* [What the task asks]
Copy out every line that contains "sprememba".

·····

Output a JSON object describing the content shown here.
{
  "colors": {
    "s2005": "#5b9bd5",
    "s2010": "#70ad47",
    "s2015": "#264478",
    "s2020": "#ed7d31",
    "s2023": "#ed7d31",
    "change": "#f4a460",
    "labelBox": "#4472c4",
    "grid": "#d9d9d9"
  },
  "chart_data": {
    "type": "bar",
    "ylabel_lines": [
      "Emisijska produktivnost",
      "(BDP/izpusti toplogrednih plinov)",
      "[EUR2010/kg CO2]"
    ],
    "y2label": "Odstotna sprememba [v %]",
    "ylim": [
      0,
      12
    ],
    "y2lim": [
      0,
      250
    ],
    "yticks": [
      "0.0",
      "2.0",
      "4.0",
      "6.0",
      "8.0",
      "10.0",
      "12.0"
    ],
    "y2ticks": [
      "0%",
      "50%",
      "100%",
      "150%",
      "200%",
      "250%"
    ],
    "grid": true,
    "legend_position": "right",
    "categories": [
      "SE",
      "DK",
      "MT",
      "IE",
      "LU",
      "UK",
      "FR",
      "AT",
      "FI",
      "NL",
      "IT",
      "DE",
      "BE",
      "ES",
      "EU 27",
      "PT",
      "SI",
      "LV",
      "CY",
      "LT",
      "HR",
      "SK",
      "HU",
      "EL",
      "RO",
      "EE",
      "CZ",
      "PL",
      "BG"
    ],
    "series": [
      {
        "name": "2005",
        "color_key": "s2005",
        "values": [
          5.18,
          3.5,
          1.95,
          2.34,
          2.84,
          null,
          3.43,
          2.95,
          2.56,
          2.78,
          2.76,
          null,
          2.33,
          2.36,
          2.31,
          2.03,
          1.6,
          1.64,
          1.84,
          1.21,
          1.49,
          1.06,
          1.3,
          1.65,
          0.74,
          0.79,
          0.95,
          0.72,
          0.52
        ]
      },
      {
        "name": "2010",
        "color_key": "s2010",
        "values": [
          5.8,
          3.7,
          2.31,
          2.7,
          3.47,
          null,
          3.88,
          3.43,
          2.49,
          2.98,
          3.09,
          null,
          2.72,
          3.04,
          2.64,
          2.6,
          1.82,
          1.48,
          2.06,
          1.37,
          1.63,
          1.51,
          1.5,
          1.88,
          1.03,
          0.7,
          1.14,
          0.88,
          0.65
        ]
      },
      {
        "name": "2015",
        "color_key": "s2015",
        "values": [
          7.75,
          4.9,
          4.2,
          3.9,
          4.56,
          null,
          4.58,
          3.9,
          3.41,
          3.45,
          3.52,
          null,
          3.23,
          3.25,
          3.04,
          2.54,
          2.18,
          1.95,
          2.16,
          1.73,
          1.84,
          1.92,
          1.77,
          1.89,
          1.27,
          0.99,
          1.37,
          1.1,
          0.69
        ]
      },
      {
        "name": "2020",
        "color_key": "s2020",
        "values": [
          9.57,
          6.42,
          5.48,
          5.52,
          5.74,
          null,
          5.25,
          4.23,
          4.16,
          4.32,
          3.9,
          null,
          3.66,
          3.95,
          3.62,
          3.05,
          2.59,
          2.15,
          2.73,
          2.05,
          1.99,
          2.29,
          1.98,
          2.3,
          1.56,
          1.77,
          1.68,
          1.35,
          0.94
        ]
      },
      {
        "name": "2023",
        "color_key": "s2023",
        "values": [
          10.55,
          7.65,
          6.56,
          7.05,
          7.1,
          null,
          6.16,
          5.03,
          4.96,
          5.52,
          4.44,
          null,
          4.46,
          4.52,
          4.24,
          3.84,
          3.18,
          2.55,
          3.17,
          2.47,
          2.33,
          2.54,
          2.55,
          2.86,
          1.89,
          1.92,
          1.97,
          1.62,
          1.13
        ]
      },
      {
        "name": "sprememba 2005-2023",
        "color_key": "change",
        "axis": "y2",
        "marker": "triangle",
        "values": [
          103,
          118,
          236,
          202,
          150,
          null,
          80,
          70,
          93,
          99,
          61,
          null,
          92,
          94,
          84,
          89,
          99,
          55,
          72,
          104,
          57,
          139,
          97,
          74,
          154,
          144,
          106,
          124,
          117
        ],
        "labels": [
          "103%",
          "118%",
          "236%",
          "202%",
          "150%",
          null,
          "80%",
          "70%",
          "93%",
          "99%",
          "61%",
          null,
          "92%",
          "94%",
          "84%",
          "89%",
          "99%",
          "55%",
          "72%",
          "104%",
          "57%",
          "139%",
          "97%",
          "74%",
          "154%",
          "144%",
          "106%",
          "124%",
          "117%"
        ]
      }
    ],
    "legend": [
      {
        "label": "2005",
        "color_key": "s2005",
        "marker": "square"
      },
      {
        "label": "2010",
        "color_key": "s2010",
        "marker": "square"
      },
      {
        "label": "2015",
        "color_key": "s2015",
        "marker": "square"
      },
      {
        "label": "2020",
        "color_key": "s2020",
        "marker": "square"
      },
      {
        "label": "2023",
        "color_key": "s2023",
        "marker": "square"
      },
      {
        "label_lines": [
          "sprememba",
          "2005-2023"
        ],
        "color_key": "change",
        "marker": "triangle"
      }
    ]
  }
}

·····

* [Reply to the task]
    "y2label": "Odstotna sprememba [v %]",
        "name": "sprememba 2005-2023",
          "sprememba",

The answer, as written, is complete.